Stored items:
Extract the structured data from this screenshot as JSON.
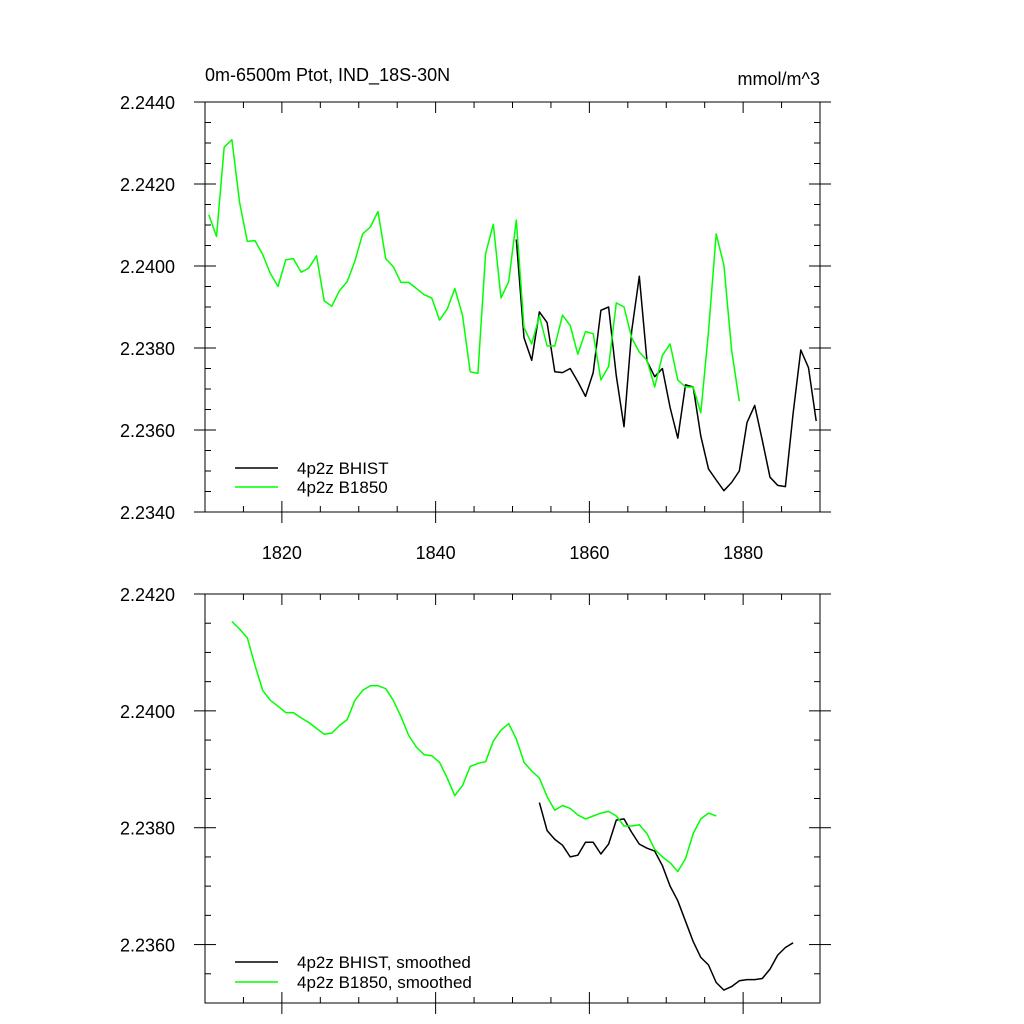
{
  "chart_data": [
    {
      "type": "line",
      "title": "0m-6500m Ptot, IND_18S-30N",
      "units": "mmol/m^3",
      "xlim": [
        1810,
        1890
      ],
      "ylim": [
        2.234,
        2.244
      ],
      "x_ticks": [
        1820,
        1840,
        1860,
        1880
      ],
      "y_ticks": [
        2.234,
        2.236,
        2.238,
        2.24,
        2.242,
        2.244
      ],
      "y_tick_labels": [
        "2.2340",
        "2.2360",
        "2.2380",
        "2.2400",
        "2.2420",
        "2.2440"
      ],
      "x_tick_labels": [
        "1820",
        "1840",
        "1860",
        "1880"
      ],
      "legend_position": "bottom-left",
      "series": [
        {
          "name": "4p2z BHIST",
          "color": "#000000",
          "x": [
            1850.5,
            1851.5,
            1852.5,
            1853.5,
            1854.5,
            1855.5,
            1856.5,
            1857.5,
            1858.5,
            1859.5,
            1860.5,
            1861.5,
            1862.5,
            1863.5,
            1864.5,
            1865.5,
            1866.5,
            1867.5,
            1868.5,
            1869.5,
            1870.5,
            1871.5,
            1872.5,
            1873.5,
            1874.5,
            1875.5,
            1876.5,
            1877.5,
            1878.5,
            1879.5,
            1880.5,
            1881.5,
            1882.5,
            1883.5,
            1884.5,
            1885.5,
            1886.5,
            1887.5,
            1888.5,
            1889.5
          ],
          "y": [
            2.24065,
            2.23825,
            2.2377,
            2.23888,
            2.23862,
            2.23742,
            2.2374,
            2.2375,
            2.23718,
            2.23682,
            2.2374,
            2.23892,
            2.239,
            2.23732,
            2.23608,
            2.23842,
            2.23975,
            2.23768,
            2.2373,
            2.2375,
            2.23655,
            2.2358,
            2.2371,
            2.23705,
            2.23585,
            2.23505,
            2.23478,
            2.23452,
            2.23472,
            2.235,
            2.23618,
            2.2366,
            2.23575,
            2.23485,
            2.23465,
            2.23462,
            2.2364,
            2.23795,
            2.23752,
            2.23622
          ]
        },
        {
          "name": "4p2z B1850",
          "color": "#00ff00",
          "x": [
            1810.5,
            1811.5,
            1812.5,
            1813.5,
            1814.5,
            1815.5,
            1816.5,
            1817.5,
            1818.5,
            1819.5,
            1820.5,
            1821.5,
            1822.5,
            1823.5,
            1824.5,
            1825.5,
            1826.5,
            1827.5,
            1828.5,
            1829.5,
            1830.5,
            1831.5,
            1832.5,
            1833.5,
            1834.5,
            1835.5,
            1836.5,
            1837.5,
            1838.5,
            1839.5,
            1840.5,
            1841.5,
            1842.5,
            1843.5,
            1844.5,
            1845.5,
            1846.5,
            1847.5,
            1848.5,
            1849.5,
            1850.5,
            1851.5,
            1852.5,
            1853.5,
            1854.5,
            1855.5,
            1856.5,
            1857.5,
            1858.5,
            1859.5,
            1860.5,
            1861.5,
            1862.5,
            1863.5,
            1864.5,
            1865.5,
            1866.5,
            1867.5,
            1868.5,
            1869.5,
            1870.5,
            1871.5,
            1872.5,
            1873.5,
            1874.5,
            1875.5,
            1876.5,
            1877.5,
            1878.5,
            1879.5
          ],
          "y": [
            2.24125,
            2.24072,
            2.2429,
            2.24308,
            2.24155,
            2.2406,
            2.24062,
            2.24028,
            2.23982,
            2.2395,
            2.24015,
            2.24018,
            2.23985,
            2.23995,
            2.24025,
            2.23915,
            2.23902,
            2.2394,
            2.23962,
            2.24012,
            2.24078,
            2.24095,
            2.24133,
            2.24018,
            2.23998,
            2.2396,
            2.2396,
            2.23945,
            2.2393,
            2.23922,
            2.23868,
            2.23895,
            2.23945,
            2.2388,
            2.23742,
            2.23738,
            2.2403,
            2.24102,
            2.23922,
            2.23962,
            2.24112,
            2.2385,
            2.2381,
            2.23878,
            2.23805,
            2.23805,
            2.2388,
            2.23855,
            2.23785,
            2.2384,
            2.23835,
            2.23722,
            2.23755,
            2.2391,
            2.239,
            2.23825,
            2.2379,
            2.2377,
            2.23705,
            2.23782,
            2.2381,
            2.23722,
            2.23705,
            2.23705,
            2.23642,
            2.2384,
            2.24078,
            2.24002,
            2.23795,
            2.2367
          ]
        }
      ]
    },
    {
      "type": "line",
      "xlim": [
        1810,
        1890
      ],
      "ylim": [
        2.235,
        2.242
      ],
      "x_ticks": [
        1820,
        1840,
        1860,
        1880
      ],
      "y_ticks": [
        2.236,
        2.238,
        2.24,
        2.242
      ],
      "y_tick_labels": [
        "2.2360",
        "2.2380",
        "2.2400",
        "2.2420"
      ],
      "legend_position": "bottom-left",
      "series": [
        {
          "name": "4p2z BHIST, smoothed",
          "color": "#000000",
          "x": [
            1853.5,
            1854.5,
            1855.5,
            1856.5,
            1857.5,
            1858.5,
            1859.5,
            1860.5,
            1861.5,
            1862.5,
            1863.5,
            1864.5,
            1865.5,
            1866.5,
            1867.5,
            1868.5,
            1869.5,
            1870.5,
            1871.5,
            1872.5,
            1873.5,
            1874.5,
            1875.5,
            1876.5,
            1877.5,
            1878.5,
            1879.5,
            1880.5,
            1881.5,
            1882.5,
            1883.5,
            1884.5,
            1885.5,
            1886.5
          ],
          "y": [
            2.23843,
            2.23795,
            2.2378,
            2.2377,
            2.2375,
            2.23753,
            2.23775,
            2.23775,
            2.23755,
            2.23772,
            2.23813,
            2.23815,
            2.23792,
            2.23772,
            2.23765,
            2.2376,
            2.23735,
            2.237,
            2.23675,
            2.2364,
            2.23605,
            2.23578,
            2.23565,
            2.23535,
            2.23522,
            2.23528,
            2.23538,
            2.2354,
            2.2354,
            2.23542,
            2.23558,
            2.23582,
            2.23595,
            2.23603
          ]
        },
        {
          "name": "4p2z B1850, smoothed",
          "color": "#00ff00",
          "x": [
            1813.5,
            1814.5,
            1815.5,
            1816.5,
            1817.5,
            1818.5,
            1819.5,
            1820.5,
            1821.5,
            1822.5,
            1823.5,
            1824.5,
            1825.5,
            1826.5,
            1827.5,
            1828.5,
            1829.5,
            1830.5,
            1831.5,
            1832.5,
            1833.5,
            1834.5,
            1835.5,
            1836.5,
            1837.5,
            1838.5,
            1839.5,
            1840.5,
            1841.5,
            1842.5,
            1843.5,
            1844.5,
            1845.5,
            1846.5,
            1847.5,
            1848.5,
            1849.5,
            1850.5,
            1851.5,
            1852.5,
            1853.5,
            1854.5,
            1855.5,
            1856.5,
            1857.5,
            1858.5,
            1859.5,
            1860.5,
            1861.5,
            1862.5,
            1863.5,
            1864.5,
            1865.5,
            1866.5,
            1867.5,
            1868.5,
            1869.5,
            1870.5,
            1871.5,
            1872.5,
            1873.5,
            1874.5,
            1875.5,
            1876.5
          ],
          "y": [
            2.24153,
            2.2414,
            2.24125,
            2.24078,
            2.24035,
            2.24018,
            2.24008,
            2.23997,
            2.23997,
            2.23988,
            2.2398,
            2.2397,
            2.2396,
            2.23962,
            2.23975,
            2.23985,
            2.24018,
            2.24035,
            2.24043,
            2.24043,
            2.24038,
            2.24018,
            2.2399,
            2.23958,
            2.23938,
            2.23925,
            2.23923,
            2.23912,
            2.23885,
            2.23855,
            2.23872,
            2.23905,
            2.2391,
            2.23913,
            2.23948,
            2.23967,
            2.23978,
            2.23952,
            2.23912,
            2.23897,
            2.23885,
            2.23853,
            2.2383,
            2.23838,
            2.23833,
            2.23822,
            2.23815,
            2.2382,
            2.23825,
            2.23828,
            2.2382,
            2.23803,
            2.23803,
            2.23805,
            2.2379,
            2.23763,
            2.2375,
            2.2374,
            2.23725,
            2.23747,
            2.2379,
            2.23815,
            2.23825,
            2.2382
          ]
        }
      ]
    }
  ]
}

...

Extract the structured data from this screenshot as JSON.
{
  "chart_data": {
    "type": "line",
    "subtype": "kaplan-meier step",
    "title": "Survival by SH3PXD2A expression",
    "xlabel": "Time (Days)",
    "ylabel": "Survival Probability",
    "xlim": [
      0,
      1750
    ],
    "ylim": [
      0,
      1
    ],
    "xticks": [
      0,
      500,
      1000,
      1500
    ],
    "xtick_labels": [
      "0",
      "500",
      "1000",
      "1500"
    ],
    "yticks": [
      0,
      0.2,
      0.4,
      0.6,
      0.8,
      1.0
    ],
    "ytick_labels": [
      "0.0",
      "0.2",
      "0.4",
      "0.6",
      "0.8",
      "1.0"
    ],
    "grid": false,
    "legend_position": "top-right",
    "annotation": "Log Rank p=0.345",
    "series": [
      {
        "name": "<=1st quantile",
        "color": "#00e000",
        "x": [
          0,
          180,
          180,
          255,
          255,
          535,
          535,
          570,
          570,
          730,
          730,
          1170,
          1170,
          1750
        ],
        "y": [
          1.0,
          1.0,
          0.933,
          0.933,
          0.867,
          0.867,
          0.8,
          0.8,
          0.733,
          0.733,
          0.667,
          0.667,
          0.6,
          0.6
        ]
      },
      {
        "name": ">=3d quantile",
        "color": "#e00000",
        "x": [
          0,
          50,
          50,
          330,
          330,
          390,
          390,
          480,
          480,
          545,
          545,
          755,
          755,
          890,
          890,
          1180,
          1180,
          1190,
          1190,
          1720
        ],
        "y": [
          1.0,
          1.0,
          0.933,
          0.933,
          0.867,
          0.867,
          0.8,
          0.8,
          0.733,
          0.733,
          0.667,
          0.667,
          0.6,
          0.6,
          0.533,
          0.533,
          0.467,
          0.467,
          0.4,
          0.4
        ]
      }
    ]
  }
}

--

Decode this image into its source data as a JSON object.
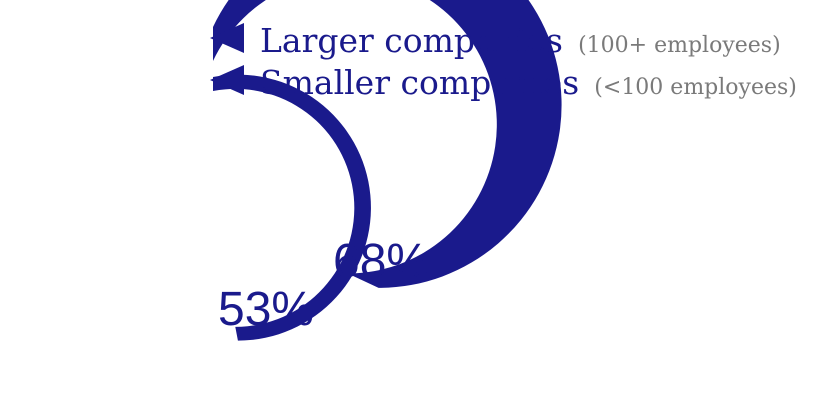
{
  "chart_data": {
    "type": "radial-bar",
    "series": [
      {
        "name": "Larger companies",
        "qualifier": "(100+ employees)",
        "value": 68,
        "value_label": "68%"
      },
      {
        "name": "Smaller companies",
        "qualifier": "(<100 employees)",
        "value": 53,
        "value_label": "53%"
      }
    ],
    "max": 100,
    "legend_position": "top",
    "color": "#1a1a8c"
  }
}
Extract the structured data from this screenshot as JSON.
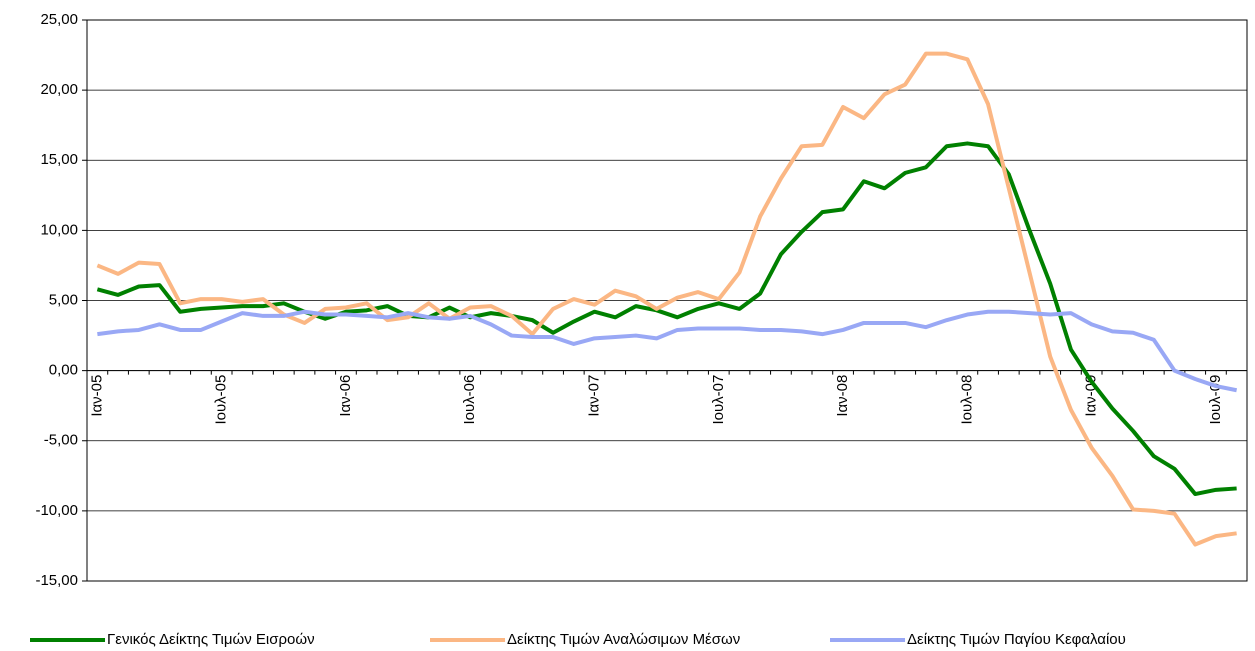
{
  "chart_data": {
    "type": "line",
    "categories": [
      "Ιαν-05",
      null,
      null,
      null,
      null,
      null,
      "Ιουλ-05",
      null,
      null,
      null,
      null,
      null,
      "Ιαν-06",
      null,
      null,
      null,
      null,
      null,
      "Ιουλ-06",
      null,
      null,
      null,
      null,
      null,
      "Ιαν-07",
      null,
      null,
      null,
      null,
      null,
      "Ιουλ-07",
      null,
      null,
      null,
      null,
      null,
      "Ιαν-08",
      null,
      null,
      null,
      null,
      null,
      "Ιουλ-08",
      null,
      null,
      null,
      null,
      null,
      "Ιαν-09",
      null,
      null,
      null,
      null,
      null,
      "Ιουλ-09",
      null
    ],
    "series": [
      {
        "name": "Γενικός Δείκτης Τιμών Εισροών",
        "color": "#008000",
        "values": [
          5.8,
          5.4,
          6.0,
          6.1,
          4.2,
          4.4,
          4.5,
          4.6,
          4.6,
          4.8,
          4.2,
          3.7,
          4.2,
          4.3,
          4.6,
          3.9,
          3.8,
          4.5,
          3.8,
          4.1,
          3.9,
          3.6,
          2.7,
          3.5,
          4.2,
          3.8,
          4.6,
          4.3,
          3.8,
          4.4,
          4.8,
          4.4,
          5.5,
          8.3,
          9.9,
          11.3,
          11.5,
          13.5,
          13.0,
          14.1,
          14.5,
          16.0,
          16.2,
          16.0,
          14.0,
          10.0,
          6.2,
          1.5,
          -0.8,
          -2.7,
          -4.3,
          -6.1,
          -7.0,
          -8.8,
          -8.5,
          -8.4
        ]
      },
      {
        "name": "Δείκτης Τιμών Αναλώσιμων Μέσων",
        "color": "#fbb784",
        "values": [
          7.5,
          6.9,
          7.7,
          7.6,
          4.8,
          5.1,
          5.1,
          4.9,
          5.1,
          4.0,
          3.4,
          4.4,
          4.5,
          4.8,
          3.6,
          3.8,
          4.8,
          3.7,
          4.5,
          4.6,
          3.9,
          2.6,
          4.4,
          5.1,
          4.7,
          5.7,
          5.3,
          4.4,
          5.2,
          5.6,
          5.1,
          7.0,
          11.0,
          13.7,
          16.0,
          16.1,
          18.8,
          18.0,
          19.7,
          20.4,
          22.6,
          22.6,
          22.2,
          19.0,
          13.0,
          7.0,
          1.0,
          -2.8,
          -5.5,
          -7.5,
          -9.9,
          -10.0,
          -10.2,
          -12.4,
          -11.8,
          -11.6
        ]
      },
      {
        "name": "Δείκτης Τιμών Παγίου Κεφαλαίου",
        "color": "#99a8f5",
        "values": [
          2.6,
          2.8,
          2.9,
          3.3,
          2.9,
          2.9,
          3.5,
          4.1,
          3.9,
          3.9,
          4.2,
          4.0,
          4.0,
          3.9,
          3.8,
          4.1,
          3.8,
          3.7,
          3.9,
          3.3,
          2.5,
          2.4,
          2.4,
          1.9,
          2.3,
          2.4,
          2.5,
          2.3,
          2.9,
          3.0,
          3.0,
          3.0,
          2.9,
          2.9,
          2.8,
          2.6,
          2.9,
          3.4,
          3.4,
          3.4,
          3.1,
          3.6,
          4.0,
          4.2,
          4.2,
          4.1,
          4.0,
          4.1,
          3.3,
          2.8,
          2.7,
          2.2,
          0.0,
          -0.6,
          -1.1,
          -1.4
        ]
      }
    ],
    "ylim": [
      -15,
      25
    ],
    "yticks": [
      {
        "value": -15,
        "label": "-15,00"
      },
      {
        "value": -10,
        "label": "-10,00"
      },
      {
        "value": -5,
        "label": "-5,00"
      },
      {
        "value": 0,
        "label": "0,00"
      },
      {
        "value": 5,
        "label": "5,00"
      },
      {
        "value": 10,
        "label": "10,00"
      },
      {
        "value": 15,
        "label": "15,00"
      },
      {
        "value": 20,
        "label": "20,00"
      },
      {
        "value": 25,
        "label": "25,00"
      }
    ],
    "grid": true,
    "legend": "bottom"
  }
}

Goal of the exercise: Only the number is wanted: how many lines of these entries contain the string "smoothed"?

Response for this exercise: 2